● Given request
Using the listing beneath this task, count the lines with the word "deel" and write only the result.

>> START

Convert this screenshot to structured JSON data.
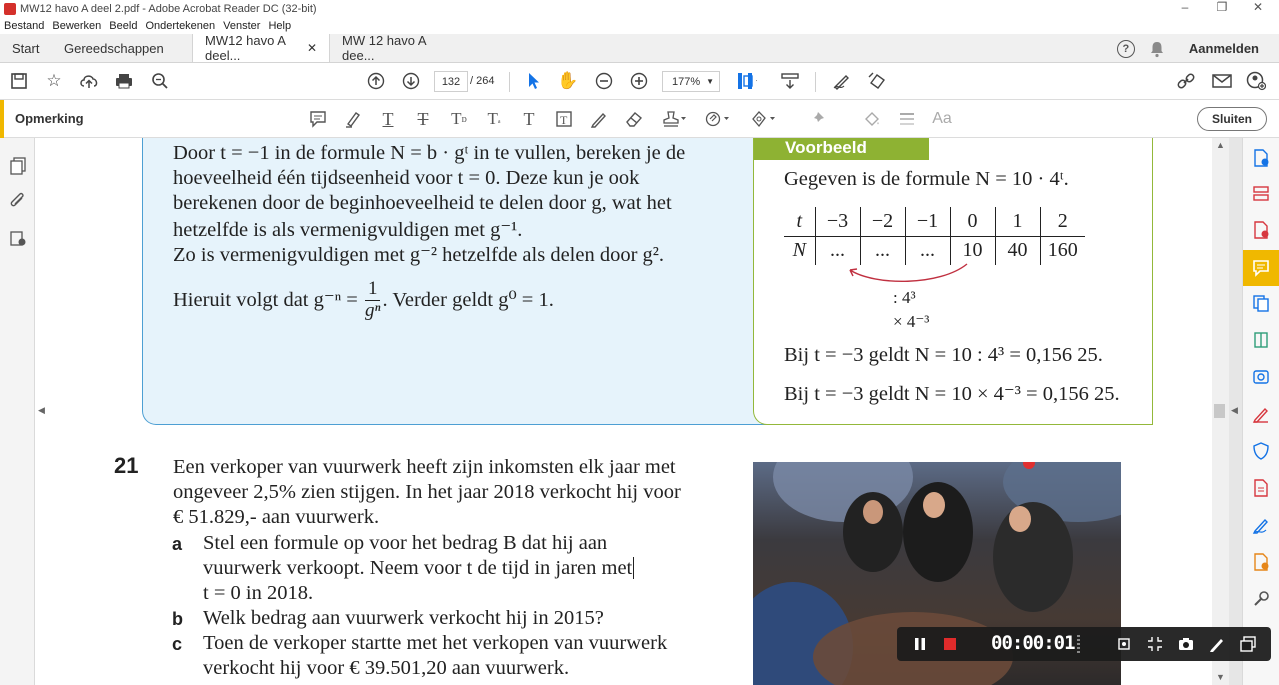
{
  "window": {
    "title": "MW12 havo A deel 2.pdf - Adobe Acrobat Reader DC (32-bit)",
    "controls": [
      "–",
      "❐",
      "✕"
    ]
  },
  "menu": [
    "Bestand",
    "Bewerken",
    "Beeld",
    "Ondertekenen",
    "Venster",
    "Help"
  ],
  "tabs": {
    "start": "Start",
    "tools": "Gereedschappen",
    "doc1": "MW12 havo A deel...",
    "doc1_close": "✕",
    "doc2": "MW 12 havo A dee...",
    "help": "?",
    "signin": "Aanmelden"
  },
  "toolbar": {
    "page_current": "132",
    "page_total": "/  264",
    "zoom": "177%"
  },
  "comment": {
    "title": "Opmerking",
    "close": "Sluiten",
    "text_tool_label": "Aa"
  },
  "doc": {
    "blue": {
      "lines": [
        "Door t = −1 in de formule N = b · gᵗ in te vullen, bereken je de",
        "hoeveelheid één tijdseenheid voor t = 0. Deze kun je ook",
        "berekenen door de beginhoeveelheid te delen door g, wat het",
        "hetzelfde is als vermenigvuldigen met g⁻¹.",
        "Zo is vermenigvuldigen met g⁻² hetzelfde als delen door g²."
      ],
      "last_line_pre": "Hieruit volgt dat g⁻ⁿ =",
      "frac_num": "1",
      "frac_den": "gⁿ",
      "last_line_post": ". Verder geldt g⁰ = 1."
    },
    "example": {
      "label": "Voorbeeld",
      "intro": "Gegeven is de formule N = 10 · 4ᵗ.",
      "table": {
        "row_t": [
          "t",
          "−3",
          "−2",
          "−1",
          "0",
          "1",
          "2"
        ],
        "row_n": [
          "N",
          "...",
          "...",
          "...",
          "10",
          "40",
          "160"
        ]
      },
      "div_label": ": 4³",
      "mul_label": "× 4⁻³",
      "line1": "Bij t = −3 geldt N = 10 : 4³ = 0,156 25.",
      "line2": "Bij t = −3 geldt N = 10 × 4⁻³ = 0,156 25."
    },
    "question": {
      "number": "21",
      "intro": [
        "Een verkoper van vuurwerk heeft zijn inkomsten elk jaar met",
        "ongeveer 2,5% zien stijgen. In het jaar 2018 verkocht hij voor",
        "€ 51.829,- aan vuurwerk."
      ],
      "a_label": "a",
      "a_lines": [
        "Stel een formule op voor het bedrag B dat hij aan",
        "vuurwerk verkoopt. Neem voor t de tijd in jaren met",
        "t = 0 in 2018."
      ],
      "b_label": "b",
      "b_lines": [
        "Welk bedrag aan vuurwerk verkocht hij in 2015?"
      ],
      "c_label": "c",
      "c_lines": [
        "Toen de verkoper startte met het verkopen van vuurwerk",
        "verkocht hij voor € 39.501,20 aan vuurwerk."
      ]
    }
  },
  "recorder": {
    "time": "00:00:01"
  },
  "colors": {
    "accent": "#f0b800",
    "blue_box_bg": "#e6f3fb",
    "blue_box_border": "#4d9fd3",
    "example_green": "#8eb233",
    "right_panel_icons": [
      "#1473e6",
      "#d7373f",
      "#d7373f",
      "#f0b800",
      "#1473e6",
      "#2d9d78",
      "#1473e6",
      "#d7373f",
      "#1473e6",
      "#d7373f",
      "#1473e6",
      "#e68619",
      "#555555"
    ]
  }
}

>> END
>> START

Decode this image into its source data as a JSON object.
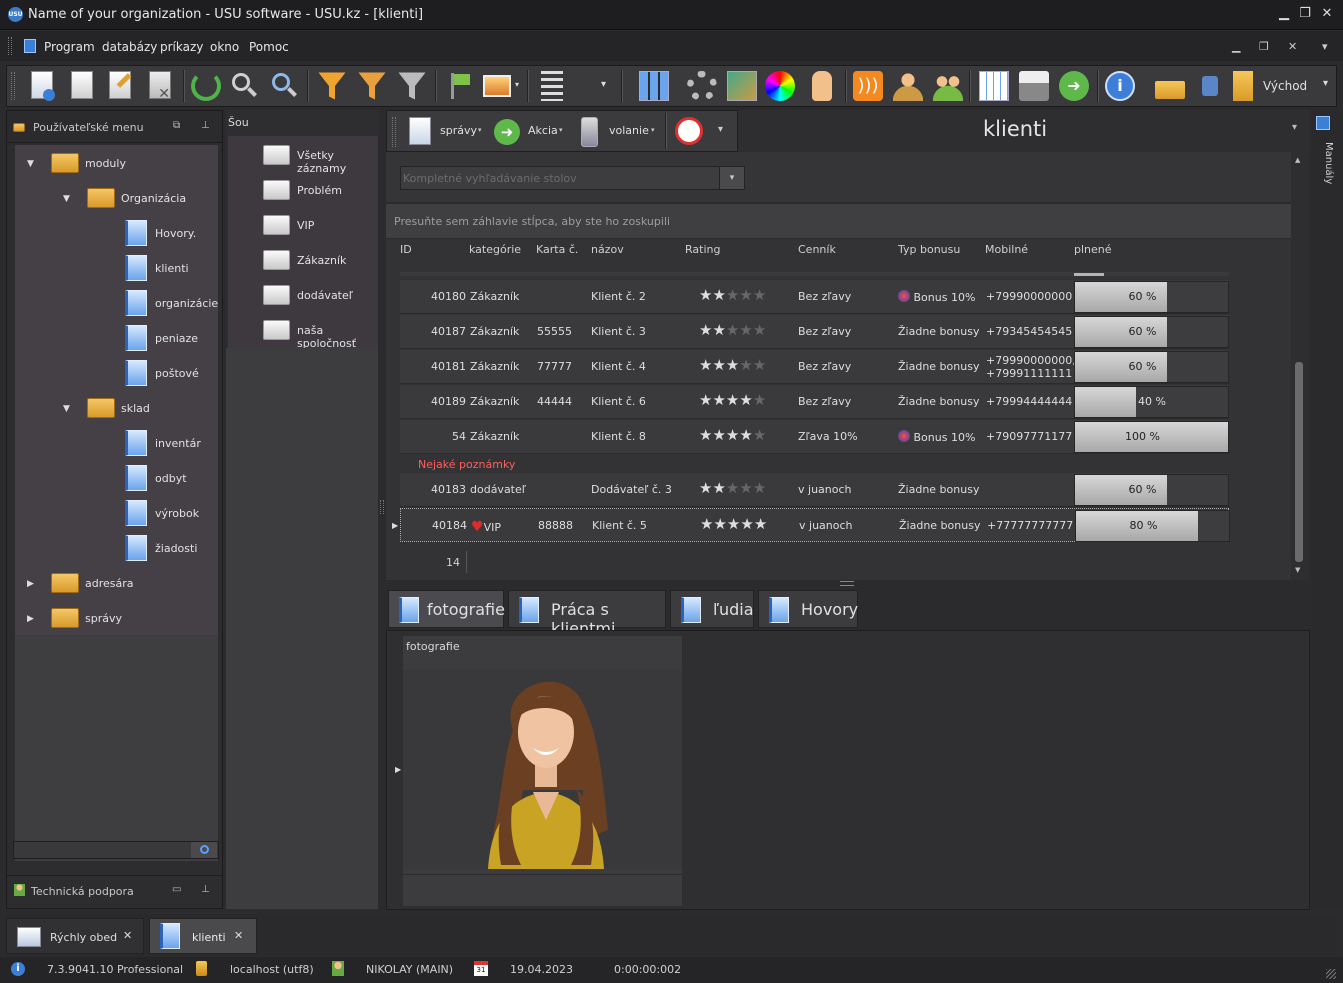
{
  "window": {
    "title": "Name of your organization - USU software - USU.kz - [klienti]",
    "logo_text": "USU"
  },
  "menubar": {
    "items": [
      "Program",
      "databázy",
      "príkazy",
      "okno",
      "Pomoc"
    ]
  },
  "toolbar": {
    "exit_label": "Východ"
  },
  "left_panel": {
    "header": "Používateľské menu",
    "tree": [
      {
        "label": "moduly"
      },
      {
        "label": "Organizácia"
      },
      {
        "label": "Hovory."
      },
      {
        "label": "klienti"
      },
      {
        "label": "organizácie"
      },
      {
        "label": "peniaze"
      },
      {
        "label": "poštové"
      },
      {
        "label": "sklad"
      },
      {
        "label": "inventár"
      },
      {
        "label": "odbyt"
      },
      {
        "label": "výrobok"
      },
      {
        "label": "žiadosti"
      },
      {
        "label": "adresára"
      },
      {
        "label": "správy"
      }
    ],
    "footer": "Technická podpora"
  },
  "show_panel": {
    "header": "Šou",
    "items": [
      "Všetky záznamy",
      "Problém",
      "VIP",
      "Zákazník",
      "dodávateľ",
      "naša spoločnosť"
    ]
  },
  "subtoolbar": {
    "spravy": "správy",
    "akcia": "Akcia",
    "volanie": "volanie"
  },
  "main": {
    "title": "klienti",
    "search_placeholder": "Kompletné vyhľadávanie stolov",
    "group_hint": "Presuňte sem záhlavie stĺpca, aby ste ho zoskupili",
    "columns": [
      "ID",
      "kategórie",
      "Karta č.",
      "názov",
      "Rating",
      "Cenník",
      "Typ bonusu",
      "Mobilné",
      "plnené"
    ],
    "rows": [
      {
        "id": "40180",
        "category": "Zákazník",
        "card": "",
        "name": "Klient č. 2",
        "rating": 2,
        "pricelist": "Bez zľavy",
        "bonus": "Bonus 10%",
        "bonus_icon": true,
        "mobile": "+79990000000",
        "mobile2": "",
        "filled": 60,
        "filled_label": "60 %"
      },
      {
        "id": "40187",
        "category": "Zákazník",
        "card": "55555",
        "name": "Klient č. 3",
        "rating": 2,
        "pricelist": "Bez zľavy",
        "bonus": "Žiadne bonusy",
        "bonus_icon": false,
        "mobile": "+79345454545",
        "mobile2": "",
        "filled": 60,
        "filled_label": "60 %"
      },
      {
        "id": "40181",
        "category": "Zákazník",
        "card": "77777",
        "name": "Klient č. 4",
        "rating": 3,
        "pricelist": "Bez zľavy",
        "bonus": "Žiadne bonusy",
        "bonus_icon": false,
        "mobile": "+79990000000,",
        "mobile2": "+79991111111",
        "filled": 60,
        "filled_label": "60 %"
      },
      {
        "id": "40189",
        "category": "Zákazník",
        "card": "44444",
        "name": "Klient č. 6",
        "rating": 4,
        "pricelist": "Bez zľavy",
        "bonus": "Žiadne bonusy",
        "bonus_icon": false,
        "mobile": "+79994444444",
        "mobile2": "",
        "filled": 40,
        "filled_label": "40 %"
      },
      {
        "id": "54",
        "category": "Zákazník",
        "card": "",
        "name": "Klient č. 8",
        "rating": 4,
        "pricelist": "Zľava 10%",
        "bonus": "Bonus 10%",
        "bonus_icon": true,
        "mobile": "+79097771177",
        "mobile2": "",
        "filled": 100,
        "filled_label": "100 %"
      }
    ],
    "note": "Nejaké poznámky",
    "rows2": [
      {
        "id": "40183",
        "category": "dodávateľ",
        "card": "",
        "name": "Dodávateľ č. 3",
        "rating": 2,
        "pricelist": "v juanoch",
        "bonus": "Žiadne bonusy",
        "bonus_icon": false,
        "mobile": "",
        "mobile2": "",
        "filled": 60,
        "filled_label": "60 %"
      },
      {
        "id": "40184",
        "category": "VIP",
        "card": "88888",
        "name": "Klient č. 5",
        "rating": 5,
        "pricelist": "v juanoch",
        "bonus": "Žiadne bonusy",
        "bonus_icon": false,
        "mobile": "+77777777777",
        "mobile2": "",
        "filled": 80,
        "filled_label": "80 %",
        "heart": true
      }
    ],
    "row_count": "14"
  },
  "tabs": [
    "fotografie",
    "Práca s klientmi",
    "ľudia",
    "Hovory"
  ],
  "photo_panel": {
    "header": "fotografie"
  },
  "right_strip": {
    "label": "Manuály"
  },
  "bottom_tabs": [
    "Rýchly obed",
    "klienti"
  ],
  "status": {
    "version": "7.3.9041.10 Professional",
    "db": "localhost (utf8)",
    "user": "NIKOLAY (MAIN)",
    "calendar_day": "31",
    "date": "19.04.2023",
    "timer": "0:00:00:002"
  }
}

>> END

● Complete answer
2